■ The exercise: In the entries, find all lines that hold the word "HESSI" and copy them.

■ Input rows:
+++

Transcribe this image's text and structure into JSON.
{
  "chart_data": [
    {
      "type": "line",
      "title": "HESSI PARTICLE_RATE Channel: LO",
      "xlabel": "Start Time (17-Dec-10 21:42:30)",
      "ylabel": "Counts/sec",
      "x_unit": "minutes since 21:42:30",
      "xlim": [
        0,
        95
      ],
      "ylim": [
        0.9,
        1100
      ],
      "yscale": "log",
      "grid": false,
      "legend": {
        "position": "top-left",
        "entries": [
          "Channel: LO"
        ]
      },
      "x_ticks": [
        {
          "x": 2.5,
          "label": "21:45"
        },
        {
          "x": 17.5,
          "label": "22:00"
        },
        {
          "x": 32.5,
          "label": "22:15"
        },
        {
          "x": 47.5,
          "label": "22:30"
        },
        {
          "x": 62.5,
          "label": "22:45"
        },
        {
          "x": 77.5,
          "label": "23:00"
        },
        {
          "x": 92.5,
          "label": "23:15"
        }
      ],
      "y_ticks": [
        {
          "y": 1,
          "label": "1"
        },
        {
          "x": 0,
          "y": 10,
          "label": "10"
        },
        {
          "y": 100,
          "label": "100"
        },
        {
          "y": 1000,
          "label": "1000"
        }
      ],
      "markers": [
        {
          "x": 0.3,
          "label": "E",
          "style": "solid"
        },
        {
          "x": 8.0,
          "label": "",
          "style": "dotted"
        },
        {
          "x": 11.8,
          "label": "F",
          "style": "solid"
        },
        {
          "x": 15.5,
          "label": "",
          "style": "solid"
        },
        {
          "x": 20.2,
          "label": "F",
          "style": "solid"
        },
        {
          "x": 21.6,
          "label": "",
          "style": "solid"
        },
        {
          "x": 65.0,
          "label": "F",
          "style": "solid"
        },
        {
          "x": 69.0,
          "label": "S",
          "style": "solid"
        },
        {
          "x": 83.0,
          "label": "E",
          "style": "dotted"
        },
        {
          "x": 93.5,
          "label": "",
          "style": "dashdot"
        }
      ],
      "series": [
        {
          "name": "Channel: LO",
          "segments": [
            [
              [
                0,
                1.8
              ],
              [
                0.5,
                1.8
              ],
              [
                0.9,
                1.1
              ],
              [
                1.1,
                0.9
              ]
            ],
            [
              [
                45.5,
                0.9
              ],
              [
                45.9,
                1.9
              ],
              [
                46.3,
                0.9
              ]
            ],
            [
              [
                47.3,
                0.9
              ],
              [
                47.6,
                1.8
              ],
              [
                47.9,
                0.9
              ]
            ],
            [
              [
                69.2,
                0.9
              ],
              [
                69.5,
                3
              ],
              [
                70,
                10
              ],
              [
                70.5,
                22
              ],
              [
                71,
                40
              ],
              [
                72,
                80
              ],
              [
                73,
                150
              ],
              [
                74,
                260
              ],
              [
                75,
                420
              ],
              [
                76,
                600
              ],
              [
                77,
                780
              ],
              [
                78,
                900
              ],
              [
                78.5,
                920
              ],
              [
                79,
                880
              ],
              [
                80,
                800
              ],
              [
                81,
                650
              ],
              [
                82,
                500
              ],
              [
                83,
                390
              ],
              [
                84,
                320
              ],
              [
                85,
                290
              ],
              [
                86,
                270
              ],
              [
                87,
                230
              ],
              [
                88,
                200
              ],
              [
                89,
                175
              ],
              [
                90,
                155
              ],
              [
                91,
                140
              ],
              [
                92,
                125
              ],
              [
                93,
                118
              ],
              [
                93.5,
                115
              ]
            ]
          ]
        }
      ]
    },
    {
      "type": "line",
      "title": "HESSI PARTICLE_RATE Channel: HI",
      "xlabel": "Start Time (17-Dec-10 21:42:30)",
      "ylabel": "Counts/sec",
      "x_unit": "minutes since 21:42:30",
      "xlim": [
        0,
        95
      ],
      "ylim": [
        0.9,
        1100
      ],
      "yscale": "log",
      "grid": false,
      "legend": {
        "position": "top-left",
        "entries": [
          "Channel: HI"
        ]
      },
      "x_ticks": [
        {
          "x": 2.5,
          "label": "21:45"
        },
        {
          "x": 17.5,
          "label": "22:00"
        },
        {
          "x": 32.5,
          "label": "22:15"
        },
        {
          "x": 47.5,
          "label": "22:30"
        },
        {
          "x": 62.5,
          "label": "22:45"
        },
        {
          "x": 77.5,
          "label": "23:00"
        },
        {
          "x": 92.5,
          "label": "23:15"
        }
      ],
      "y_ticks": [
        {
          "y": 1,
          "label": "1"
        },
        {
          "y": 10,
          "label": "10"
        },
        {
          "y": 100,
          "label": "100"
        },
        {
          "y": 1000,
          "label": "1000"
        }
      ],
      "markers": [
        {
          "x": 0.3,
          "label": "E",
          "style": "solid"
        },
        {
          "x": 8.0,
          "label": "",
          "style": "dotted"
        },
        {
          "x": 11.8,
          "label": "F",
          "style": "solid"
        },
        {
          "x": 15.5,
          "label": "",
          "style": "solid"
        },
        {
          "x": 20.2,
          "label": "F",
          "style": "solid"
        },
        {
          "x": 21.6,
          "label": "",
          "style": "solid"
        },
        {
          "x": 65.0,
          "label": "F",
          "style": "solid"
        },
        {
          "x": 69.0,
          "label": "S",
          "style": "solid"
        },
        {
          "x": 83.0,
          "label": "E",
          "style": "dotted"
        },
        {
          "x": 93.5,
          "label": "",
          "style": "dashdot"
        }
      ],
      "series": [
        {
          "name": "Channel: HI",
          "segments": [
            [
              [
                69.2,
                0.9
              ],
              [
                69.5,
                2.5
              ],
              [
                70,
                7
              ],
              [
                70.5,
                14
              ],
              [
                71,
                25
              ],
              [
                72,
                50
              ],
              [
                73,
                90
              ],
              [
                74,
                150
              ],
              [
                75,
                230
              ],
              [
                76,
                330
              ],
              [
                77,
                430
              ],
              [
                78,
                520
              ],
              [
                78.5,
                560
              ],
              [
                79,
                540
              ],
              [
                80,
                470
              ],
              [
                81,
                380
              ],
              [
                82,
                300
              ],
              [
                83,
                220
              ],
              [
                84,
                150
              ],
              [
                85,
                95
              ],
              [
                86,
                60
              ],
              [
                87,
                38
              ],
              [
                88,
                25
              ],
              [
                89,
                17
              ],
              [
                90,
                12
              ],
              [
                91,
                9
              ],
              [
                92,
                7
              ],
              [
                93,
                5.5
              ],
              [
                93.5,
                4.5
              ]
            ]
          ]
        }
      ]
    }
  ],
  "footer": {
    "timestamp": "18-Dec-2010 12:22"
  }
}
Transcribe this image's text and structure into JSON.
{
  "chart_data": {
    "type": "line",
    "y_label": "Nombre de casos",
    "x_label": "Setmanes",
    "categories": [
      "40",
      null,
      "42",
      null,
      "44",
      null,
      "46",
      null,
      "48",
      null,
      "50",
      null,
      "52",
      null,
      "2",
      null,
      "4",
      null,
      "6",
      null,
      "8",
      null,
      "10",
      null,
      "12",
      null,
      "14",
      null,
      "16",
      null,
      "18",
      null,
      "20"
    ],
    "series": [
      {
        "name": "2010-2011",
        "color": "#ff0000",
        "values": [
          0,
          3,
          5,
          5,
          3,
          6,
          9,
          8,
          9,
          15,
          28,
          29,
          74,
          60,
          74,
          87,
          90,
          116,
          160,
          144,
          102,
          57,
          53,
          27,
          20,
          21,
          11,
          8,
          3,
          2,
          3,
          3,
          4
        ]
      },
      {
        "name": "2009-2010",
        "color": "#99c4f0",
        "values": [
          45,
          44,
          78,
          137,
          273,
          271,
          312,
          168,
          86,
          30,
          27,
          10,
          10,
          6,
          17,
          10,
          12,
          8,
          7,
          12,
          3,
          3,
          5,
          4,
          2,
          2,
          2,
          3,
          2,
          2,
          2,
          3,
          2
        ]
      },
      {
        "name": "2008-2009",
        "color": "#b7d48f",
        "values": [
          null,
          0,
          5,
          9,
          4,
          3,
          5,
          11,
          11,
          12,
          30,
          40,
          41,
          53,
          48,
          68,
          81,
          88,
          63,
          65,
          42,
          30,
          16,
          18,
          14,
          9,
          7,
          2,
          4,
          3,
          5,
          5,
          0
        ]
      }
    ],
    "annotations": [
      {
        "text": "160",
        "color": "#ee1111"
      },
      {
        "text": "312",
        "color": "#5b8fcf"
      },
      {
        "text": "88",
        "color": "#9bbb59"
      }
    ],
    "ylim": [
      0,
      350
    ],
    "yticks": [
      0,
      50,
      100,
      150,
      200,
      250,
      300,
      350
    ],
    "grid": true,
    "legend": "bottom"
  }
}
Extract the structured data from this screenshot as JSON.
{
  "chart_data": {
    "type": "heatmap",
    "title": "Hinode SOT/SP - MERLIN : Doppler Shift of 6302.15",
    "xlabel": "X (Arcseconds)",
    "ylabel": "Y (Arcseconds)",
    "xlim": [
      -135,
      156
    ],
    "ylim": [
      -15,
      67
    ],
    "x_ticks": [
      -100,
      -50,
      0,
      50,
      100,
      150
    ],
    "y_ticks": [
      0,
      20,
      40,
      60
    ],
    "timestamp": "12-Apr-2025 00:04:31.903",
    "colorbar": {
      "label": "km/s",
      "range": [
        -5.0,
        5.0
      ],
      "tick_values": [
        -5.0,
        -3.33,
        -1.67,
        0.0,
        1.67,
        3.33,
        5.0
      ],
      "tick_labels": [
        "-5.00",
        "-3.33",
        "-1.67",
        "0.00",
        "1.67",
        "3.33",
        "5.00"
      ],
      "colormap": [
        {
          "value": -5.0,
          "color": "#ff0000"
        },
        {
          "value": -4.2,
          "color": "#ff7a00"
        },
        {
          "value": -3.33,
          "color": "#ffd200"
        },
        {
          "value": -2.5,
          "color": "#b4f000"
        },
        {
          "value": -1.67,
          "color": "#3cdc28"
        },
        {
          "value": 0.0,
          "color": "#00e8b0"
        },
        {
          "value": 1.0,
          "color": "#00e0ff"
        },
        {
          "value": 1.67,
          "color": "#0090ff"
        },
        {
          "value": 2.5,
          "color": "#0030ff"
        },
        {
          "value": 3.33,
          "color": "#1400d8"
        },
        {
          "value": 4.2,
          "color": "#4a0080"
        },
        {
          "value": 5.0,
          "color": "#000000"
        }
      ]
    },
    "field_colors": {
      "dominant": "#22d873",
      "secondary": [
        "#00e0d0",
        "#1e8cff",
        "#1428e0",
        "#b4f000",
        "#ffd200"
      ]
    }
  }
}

+++

■ Written solution:
      "title": "HESSI PARTICLE_RATE Channel: LO",
      "title": "HESSI PARTICLE_RATE Channel: HI",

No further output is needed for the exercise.